EXERCISE 1: Who wrote the article on cybersecurity and remote work, and what is his position?
EXERCISE 2: Please extend the article on cybersecurity and remote work, picking up right after its final sentence.

DOCUMENT TEXT:
┄┄┄┄┄┄┄┄┄┄

So much of the world has changed over the last year. Our lives have become far more isolated, and technology has become entrenched into not only our work lives, but social lives as well.
By Mike Styer, GlassHouse South Africa country manager
Many enterprises have mostly empty offices with employees working primarily offsite and their digital transformation strategies have been vastly accelerated because of it.
In many ways, the challenges of Covid-19 have been tackled by the implementation of digital technologies. But underlying this all, the threat of cyber-attacks has found fertile ground within this environment.
While having the freedom to work from anywhere, employees having access to enterprise data from home has created a far larger perimeter for IT security professionals to patrol. This undoubtedly creates new holes within enterprise security strategy that will need to be plugged, especially with the substantial increase in new attacks arising from this new way of working.

┄┄┄┄┄┄┄┄┄┄

DATA FOR ANALYSIS:

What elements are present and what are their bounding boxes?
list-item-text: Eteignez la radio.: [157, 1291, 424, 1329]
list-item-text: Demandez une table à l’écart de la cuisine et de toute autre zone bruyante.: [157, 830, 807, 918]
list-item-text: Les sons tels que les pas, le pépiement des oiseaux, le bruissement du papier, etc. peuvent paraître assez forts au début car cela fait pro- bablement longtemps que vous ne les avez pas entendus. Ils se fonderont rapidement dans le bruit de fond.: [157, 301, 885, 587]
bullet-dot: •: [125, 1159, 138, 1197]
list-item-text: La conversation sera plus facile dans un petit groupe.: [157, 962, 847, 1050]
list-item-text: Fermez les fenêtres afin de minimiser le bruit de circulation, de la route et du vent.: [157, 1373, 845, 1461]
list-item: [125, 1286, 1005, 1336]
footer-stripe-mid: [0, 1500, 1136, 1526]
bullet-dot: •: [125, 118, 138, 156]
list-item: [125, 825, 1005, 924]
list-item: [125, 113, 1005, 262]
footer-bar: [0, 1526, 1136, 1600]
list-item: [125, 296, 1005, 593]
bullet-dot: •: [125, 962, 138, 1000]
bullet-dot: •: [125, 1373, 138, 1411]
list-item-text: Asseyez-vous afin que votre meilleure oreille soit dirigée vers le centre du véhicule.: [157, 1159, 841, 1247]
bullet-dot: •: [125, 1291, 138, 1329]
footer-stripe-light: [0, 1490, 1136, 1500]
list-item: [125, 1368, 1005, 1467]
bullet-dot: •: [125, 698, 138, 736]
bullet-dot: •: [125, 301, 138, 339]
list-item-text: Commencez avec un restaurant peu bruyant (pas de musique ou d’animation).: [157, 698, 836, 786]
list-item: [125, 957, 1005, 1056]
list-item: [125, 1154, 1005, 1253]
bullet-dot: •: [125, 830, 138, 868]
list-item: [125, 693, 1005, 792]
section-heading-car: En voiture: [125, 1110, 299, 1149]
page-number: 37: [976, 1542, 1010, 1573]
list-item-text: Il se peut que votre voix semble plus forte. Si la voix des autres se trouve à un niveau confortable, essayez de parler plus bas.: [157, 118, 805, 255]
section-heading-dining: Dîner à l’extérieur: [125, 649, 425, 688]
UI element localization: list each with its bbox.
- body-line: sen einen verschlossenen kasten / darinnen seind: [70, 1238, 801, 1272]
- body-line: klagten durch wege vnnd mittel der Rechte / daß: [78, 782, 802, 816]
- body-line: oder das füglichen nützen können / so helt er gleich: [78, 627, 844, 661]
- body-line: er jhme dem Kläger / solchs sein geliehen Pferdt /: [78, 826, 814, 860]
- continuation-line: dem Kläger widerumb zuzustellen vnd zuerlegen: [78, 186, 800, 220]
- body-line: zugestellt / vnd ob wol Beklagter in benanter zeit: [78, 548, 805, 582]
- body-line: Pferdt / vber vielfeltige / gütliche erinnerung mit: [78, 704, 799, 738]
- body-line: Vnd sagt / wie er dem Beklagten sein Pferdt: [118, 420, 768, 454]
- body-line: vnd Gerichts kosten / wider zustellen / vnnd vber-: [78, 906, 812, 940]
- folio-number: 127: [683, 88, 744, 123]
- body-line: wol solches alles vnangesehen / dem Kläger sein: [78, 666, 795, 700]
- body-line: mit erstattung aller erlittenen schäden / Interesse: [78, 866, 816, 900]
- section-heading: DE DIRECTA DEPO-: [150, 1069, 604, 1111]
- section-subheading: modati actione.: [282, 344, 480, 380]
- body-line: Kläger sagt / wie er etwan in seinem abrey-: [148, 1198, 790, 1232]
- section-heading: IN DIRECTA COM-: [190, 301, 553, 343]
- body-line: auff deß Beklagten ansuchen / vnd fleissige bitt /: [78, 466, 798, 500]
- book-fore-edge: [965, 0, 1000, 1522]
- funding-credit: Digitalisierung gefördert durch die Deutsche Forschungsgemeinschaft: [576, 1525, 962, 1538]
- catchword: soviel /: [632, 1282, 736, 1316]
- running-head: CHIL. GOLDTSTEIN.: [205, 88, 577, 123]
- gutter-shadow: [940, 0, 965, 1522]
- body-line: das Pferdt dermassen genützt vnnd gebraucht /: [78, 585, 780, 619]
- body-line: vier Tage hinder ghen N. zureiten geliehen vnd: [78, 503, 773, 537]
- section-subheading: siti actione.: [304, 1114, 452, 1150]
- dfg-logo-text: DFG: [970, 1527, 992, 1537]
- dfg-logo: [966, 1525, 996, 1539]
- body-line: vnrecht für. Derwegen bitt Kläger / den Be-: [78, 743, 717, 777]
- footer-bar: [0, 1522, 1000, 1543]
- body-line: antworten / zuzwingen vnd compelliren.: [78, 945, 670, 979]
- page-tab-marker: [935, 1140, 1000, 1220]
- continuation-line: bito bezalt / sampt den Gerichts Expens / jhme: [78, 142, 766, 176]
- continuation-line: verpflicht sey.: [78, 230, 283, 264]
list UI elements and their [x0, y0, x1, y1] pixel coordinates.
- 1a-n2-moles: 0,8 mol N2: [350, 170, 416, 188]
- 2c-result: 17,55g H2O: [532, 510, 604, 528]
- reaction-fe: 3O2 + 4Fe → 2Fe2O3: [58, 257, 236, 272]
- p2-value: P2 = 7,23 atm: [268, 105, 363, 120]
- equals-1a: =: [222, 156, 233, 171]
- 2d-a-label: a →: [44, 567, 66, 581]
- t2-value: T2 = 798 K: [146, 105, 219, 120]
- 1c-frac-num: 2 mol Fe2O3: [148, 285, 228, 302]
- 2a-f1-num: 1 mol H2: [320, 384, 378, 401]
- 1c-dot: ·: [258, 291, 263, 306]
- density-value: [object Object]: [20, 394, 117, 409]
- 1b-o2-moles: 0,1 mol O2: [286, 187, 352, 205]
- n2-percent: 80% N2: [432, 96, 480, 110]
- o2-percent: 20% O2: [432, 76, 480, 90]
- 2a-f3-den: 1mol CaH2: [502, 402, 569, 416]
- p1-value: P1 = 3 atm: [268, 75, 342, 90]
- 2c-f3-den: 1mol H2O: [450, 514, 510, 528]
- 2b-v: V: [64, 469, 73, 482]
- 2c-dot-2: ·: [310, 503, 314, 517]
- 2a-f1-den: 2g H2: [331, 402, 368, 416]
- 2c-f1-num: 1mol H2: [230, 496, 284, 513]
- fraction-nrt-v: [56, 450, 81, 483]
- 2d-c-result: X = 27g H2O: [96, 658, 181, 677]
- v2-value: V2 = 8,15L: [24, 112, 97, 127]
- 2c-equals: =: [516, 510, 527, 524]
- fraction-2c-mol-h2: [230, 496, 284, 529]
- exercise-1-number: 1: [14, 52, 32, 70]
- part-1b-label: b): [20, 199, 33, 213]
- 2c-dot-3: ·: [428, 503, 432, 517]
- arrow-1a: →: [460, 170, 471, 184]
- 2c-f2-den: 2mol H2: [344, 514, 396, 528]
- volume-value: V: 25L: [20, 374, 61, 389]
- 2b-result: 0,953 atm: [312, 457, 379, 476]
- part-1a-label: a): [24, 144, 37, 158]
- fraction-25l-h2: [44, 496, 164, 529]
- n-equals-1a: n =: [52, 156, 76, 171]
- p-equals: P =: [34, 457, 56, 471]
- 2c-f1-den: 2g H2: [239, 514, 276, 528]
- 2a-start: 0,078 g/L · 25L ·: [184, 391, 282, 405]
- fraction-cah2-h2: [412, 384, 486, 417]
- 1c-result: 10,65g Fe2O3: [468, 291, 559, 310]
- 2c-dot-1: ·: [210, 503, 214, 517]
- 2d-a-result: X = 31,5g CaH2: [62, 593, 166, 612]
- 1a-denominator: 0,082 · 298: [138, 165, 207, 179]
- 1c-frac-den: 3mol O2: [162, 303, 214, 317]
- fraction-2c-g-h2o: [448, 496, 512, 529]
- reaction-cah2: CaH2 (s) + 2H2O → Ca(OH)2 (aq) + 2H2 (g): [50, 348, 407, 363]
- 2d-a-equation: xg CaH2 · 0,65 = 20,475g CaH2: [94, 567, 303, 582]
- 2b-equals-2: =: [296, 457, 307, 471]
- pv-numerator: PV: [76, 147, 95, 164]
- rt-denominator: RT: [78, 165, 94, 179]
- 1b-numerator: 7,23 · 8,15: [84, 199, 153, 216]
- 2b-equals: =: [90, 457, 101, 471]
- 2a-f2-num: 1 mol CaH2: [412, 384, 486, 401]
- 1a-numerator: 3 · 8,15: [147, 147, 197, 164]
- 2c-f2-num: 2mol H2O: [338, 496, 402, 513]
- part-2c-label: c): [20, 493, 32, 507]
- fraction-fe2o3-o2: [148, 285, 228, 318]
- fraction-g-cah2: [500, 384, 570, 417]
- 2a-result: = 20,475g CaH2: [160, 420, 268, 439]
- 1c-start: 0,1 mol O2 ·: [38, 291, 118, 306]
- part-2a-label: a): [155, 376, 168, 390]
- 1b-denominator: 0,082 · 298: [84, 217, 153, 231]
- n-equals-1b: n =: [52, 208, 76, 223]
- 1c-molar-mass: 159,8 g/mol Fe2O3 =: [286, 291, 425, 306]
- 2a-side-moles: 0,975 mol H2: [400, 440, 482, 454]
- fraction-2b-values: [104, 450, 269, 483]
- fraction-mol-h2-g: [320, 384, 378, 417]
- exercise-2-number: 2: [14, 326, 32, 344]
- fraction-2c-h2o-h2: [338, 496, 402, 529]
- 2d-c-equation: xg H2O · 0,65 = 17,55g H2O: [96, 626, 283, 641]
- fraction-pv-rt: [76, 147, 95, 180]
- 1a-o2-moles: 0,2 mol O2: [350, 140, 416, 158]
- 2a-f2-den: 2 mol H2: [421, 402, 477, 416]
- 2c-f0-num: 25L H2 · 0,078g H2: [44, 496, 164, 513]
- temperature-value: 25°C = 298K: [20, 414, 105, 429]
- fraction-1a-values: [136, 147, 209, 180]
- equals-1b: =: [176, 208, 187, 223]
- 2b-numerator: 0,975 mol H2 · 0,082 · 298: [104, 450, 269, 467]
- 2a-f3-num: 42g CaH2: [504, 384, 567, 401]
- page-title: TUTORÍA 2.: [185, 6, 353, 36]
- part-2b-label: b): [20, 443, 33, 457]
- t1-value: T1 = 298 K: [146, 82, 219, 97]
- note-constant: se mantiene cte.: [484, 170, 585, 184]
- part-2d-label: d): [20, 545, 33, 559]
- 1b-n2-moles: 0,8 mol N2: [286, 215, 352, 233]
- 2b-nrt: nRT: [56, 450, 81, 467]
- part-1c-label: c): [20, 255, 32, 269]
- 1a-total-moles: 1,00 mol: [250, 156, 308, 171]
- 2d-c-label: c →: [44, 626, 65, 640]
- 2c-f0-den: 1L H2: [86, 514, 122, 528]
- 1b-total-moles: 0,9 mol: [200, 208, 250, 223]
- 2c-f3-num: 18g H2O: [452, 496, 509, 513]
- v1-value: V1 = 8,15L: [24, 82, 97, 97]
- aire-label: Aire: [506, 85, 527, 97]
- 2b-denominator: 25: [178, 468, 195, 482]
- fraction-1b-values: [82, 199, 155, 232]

┄┄┄┄┄┄┄┄┄┄

TASK RESPONSE 1: Mike Styer, country manager of GlassHouse South Africa.

TASK RESPONSE 2:
IT security leaders know that often the weakest part of a sound security strategy are the users themselves. In a recent study by Deloitte, 47% of people fell victim to some kind of phishing scam while working from home. Attackers are taking advantage of people’s need to receive information regarding the virus, leaving them vulnerable to opening unwanted malware.
During this time, IT security leaders have been working exceptionally hard to maintain security across their organisations, but even the most diligent professionals will find it tough to protect the entire organisation with a large increase in never-before-seen malware, ransomware and attacking methods. Deloitte estimates that before the pandemic, around 20% of malware attacks were new to the security environment, this has now increased to around 35% of all malware attacks.
While enterprises have had a better time than medium-sized companies, there are still many holes to be plugged and an ever-growing landscape to contend with. It is with this in mind that enterprises are now looking towards cyber resilience, with cyber security being only a part of that strategy.
One key factor that organisations that are looking at being cyber resilient need to consider, is their data management strategy. Critical data is without doubt the currency of the dark web and the loss of critical enterprise data can cripple a company.
Sophos’ research on the state of ransomware showed that of the South African organisations that participated in the study, 24% of them were hit by ransomware in 2019.
From a global perspective, 51% of organisations had been targeted by ransomware, with 73% of those attacks succeeding in data encryption in 2019. If South Africa tracks with global trends, this number is likely to be even higher in 2021.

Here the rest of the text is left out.